§ Problem description
Search the listing below for the string "chêng" and copy every line where it occurs.

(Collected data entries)
==================================================

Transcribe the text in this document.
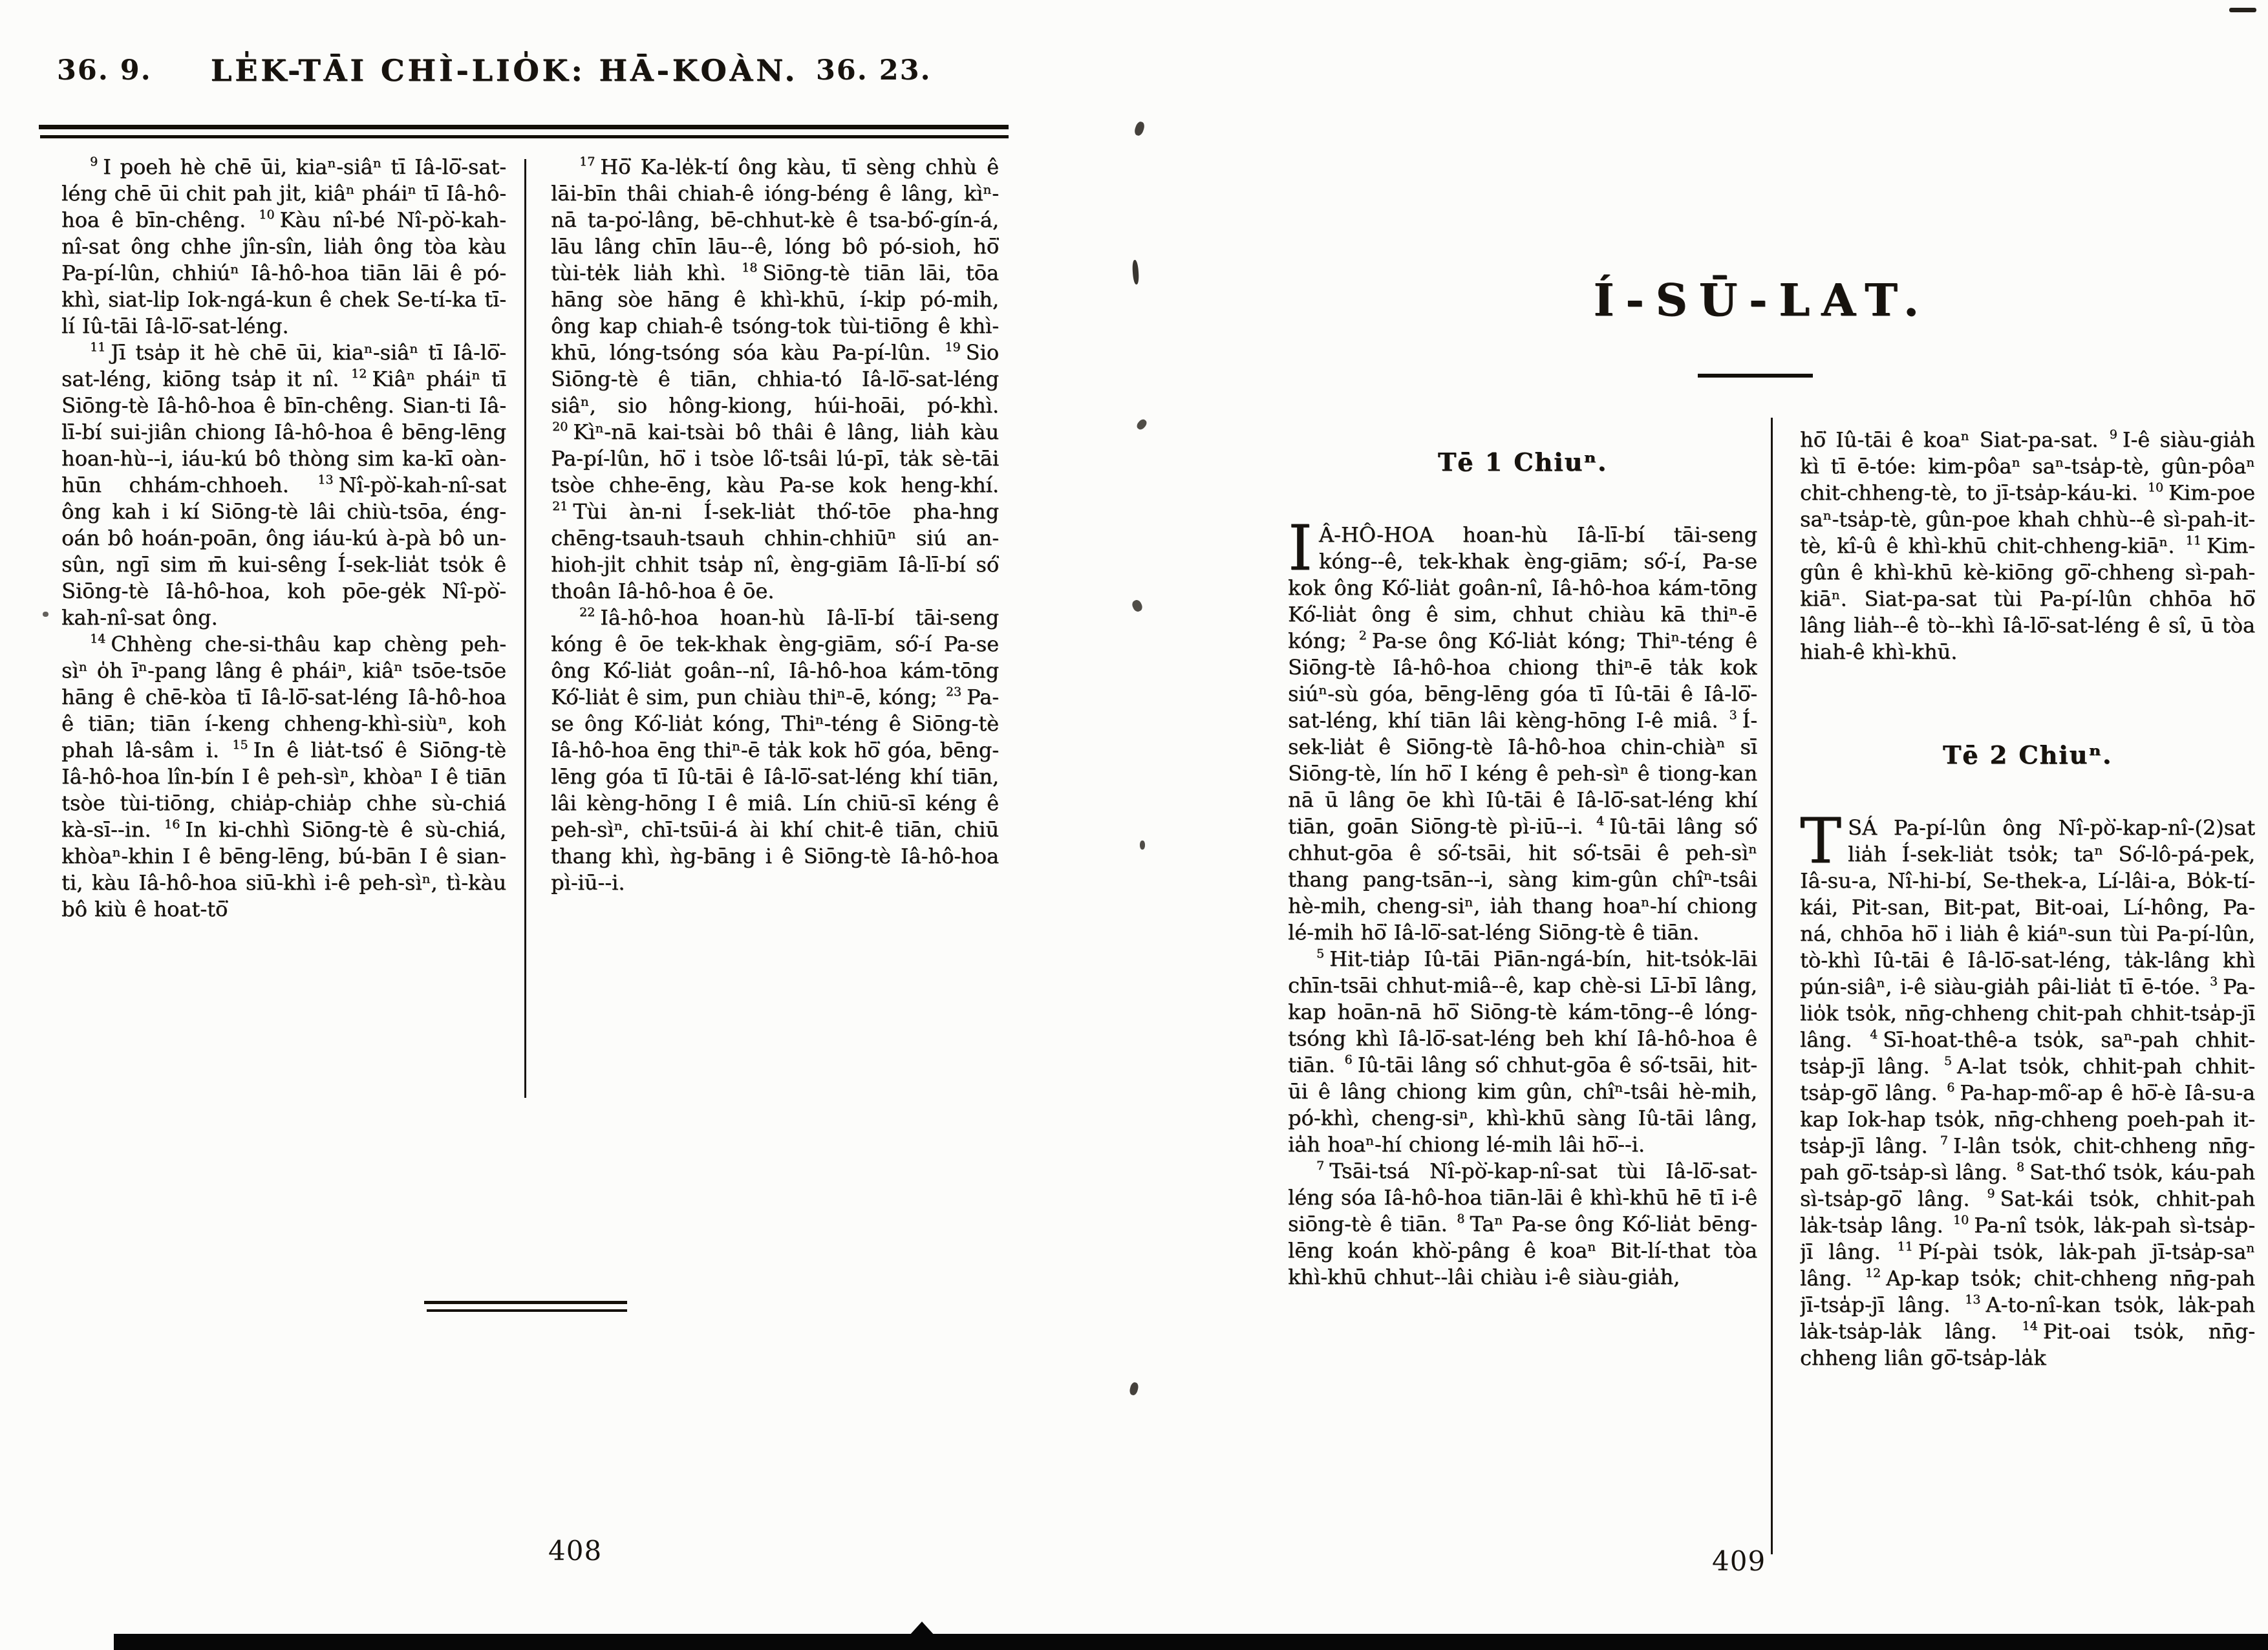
36. 9.	LE̍K-TĀI CHÌ-LIO̍K: HĀ-KOÀN. 36. 23.

$^9$ I poeh hè chē ūi, kiaⁿ-siâⁿ tī Iâ-lō͘-sat-léng chē ūi chit pah ji̍t, kiâⁿ pháiⁿ tī Iâ-hô-hoa ê bīn-chêng. $^{10}$ Kàu nî-bé Nî-pò͘-kah-nî-sat ông chhe jîn-sîn, lia̍h ông tòa kàu Pa-pí-lûn, chhiúⁿ Iâ-hô-hoa tiān lāi ê pó-khì, siat-li̍p Iok-ngá-kun ê chek Se-tí-ka tī-lí Iû-tāi Iâ-lō͘-sat-léng.

$^{11}$ Jī tsa̍p it hè chē ūi, kiaⁿ-siâⁿ tī Iâ-lō͘-sat-léng, kiōng tsa̍p it nî. $^{12}$ Kiâⁿ pháiⁿ tī Siōng-tè Iâ-hô-hoa ê bīn-chêng. Sian-ti Iâ-lī-bí sui-jiân chiong Iâ-hô-hoa ê bēng-lēng hoan-hù--i, iáu-kú bô thòng sim ka-kī oàn-hūn chhám-chhoeh. $^{13}$ Nî-pò͘-kah-nî-sat ông kah i kí Siōng-tè lâi chiù-tsōa, éng-oán bô hoán-poān, ông iáu-kú à-pà bô un-sûn, ngī sim m̄ kui-sêng Í-sek-lia̍t tso̍k ê Siōng-tè Iâ-hô-hoa, koh pōe-ge̍k Nî-pò͘-kah-nî-sat ông.

$^{14}$ Chhèng che-si-thâu kap chèng peh-sìⁿ o̍h īⁿ-pang lâng ê pháiⁿ, kiâⁿ tsōe-tsōe hāng ê chē-kòa tī Iâ-lō͘-sat-léng Iâ-hô-hoa ê tiān; tiān í-keng chheng-khì-siùⁿ, koh phah lâ-sâm i. $^{15}$ In ê lia̍t-tsó͘ ê Siōng-tè Iâ-hô-hoa lîn-bín I ê peh-sìⁿ, khòaⁿ I ê tiān tsòe tùi-tiōng, chia̍p-chia̍p chhe sù-chiá kà-sī--in. $^{16}$ In ki-chhì Siōng-tè ê sù-chiá, khòaⁿ-khin I ê bēng-lēng, bú-bān I ê sian-ti, kàu Iâ-hô-hoa siū-khì i-ê peh-sìⁿ, tì-kàu bô kiù ê hoat-tō͘

$^{17}$ Hō͘ Ka-le̍k-tí ông kàu, tī sèng chhù ê lāi-bīn thâi chiah-ê ióng-béng ê lâng, kìⁿ-nā ta-po͘-lâng, bē-chhut-kè ê tsa-bó͘-gín-á, lāu lâng chīn lāu--ê, lóng bô pó-sioh, hō͘ tùi-te̍k lia̍h khì. $^{18}$ Siōng-tè tiān lāi, tōa hāng sòe hāng ê khì-khū, í-ki̍p pó-mi̍h, ông kap chiah-ê tsóng-tok tùi-tiōng ê khì-khū, lóng-tsóng sóa kàu Pa-pí-lûn. $^{19}$ Sio Siōng-tè ê tiān, chhia-tó Iâ-lō͘-sat-léng siâⁿ, sio hông-kiong, húi-hoāi, pó-khì. $^{20}$ Kìⁿ-nā kai-tsài bô thâi ê lâng, lia̍h kàu Pa-pí-lûn, hō͘ i tsòe lô͘-tsâi lú-pī, ta̍k sè-tāi tsòe chhe-ēng, kàu Pa-se kok heng-khí. $^{21}$ Tùi àn-ni Í-sek-lia̍t thó͘-tōe pha-hng chēng-tsauh-tsauh chhin-chhiūⁿ siú an-hioh-ji̍t chhit tsa̍p nî, èng-giām Iâ-lī-bí só͘ thoân Iâ-hô-hoa ê ōe.

$^{22}$ Iâ-hô-hoa hoan-hù Iâ-lī-bí tāi-seng kóng ê ōe tek-khak èng-giām, só͘-í Pa-se ông Kó͘-lia̍t goân--nî, Iâ-hô-hoa kám-tōng Kó͘-lia̍t ê sim, pun chiàu thiⁿ-ē, kóng; $^{23}$ Pa-se ông Kó͘-lia̍t kóng, Thiⁿ-téng ê Siōng-tè Iâ-hô-hoa ēng thiⁿ-ē ta̍k kok hō͘ góa, bēng-lēng góa tī Iû-tāi ê Iâ-lō͘-sat-léng khí tiān, lâi kèng-hōng I ê miâ. Lín chiū-sī kéng ê peh-sìⁿ, chī-tsūi-á ài khí chit-ê tiān, chiū thang khì, ǹg-bāng i ê Siōng-tè Iâ-hô-hoa pì-iū--i.

408
Í-SŪ-LAT.
Tē 1 Chiuⁿ.

I Â-HÔ-HOA hoan-hù Iâ-lī-bí tāi-seng kóng--ê, tek-khak èng-giām; só͘-í, Pa-se kok ông Kó͘-lia̍t goân-nî, Iâ-hô-hoa kám-tōng Kó͘-lia̍t ông ê sim, chhut chiàu kā thiⁿ-ē kóng; $^2$ Pa-se ông Kó͘-lia̍t kóng; Thiⁿ-téng ê Siōng-tè Iâ-hô-hoa chiong thiⁿ-ē ta̍k kok siúⁿ-sù góa, bēng-lēng góa tī Iû-tāi ê Iâ-lō͘-sat-léng, khí tiān lâi kèng-hōng I-ê miâ. $^3$ Í-sek-lia̍t ê Siōng-tè Iâ-hô-hoa chin-chiàⁿ sī Siōng-tè, lín hō͘ I kéng ê peh-sìⁿ ê tiong-kan nā ū lâng ōe khì Iû-tāi ê Iâ-lō͘-sat-léng khí tiān, goān Siōng-tè pì-iū--i. $^4$ Iû-tāi lâng só͘ chhut-gōa ê só͘-tsāi, hit só͘-tsāi ê peh-sìⁿ thang pang-tsān--i, sàng kim-gûn chîⁿ-tsâi hè-mi̍h, cheng-siⁿ, ia̍h thang hoaⁿ-hí chiong lé-mi̍h hō͘ Iâ-lō͘-sat-léng Siōng-tè ê tiān.

$^5$ Hit-tia̍p Iû-tāi Piān-ngá-bín, hit-tso̍k-lāi chīn-tsāi chhut-miâ--ê, kap chè-si Lī-bī lâng, kap hoān-nā hō͘ Siōng-tè kám-tōng--ê lóng-tsóng khì Iâ-lō͘-sat-léng beh khí Iâ-hô-hoa ê tiān. $^6$ Iû-tāi lâng só͘ chhut-gōa ê só͘-tsāi, hit-ūi ê lâng chiong kim gûn, chîⁿ-tsâi hè-mi̍h, pó-khì, cheng-siⁿ, khì-khū sàng Iû-tāi lâng, ia̍h hoaⁿ-hí chiong lé-mi̍h lâi hō͘--i.

$^7$ Tsāi-tsá Nî-pò͘-kap-nî-sat tùi Iâ-lō͘-sat-léng sóa Iâ-hô-hoa tiān-lāi ê khì-khū hē tī i-ê siōng-tè ê tiān. $^8$ Taⁿ Pa-se ông Kó͘-lia̍t bēng-lēng koán khò͘-pâng ê koaⁿ Bit-lí-that tòa khì-khū chhut--lâi chiàu i-ê siàu-gia̍h,

hō͘ Iû-tāi ê koaⁿ Siat-pa-sat. $^9$ I-ê siàu-gia̍h kì tī ē-tóe: kim-pôaⁿ saⁿ-tsa̍p-tè, gûn-pôaⁿ chit-chheng-tè, to jī-tsa̍p-káu-ki. $^{10}$ Kim-poe saⁿ-tsa̍p-tè, gûn-poe khah chhù--ê sì-pah-it-tè, kî-û ê khì-khū chit-chheng-kiāⁿ. $^{11}$ Kim-gûn ê khì-khū kè-kiōng gō͘-chheng sì-pah-kiāⁿ. Siat-pa-sat tùi Pa-pí-lûn chhōa hō͘ lâng lia̍h--ê tò--khì Iâ-lō͘-sat-léng ê sî, ū tòa hiah-ê khì-khū.

Tē 2 Chiuⁿ.

TSÁ Pa-pí-lûn ông Nî-pò͘-kap-nî-(2)sat lia̍h Í-sek-lia̍t tso̍k; taⁿ Só͘-lô-pá-pek, Iâ-su-a, Nî-hi-bí, Se-thek-a, Lí-lâi-a, Bo̍k-tí-kái, Pit-san, Bit-pat, Bit-oai, Lí-hông, Pa-ná, chhōa hō͘ i lia̍h ê kiáⁿ-sun tùi Pa-pí-lûn, tò-khì Iû-tāi ê Iâ-lō͘-sat-léng, ta̍k-lâng khì pún-siâⁿ, i-ê siàu-gia̍h pâi-lia̍t tī ē-tóe. $^3$ Pa-lio̍k tso̍k, nn̄g-chheng chit-pah chhit-tsa̍p-jī lâng. $^4$ Sī-hoat-thê-a tso̍k, saⁿ-pah chhit-tsa̍p-jī lâng. $^5$ A-lat tso̍k, chhit-pah chhit-tsa̍p-gō͘ lâng. $^6$ Pa-hap-mô͘-ap ê hō͘-è Iâ-su-a kap Iok-hap tso̍k, nn̄g-chheng poeh-pah it-tsa̍p-jī lâng. $^7$ I-lân tso̍k, chit-chheng nn̄g-pah gō͘-tsa̍p-sì lâng. $^8$ Sat-thó͘ tso̍k, káu-pah sì-tsa̍p-gō͘ lâng. $^9$ Sat-kái tso̍k, chhit-pah la̍k-tsa̍p lâng. $^{10}$ Pa-nî tso̍k, la̍k-pah sì-tsa̍p-jī lâng. $^{11}$ Pí-pài tso̍k, la̍k-pah jī-tsa̍p-saⁿ lâng. $^{12}$ Ap-kap tso̍k; chit-chheng nn̄g-pah jī-tsa̍p-jī lâng. $^{13}$ A-to-nî-kan tso̍k, la̍k-pah la̍k-tsa̍p-la̍k lâng. $^{14}$ Pit-oai tso̍k, nn̄g-chheng liân gō͘-tsa̍p-la̍k

409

==================================================

§ Solution to the exercise
$^9$ I poeh hè chē ūi, kiaⁿ-siâⁿ tī Iâ-lō͘-sat-léng chē ūi chit pah ji̍t, kiâⁿ pháiⁿ tī Iâ-hô-hoa ê bīn-chêng. $^{10}$ Kàu nî-bé Nî-pò͘-kah-nî-sat ông chhe jîn-sîn, lia̍h ông tòa kàu Pa-pí-lûn, chhiúⁿ Iâ-hô-hoa tiān lāi ê pó-khì, siat-li̍p Iok-ngá-kun ê chek Se-tí-ka tī-lí Iû-tāi Iâ-lō͘-sat-léng.
$^{11}$ Jī tsa̍p it hè chē ūi, kiaⁿ-siâⁿ tī Iâ-lō͘-sat-léng, kiōng tsa̍p it nî. $^{12}$ Kiâⁿ pháiⁿ tī Siōng-tè Iâ-hô-hoa ê bīn-chêng. Sian-ti Iâ-lī-bí sui-jiân chiong Iâ-hô-hoa ê bēng-lēng hoan-hù--i, iáu-kú bô thòng sim ka-kī oàn-hūn chhám-chhoeh. $^{13}$ Nî-pò͘-kah-nî-sat ông kah i kí Siōng-tè lâi chiù-tsōa, éng-oán bô hoán-poān, ông iáu-kú à-pà bô un-sûn, ngī sim m̄ kui-sêng Í-sek-lia̍t tso̍k ê Siōng-tè Iâ-hô-hoa, koh pōe-ge̍k Nî-pò͘-kah-nî-sat ông.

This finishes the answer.